>>>

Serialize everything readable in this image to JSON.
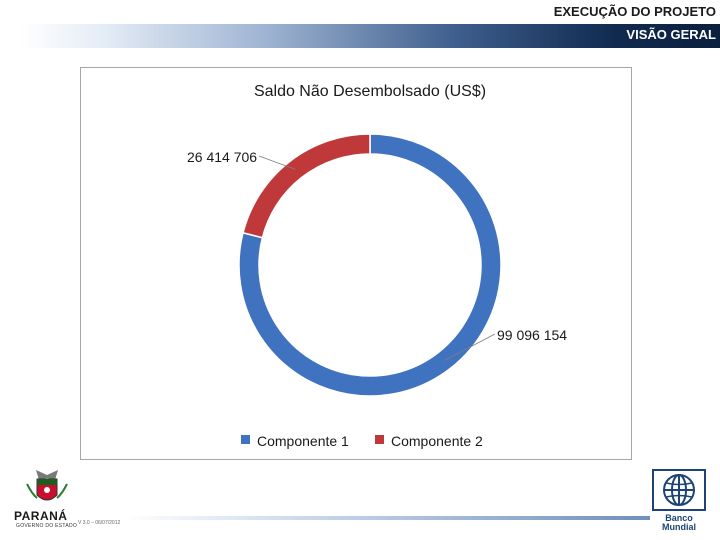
{
  "header": {
    "title": "EXECUÇÃO DO PROJETO",
    "subtitle": "VISÃO GERAL"
  },
  "footer": {
    "left_logo_name": "PARANÁ",
    "left_logo_sub": "GOVERNO DO ESTADO",
    "version": "V 3.0 – 06/07/2012",
    "right_logo_line1": "Banco",
    "right_logo_line2": "Mundial"
  },
  "colors": {
    "componente_1": "#3f72bf",
    "componente_2": "#c0393a",
    "header_dark": "#0b1f3d"
  },
  "chart_data": {
    "type": "pie",
    "variant": "doughnut",
    "title": "Saldo Não Desembolsado (US$)",
    "series": [
      {
        "name": "Componente 1",
        "value": 99096154,
        "label": "99 096 154"
      },
      {
        "name": "Componente 2",
        "value": 26414706,
        "label": "26 414 706"
      }
    ],
    "legend_position": "bottom"
  }
}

<<<

Would you mind returning each entry above word for word, skipping the images?

TASK RESPONSE
Serialize everything readable in this image to JSON.
{
  "header": {
    "title": "EXECUÇÃO DO PROJETO",
    "subtitle": "VISÃO GERAL"
  },
  "footer": {
    "left_logo_name": "PARANÁ",
    "left_logo_sub": "GOVERNO DO ESTADO",
    "version": "V 3.0 – 06/07/2012",
    "right_logo_line1": "Banco",
    "right_logo_line2": "Mundial"
  },
  "colors": {
    "componente_1": "#3f72bf",
    "componente_2": "#c0393a",
    "header_dark": "#0b1f3d"
  },
  "chart_data": {
    "type": "pie",
    "variant": "doughnut",
    "title": "Saldo Não Desembolsado (US$)",
    "series": [
      {
        "name": "Componente 1",
        "value": 99096154,
        "label": "99 096 154"
      },
      {
        "name": "Componente 2",
        "value": 26414706,
        "label": "26 414 706"
      }
    ],
    "legend_position": "bottom"
  }
}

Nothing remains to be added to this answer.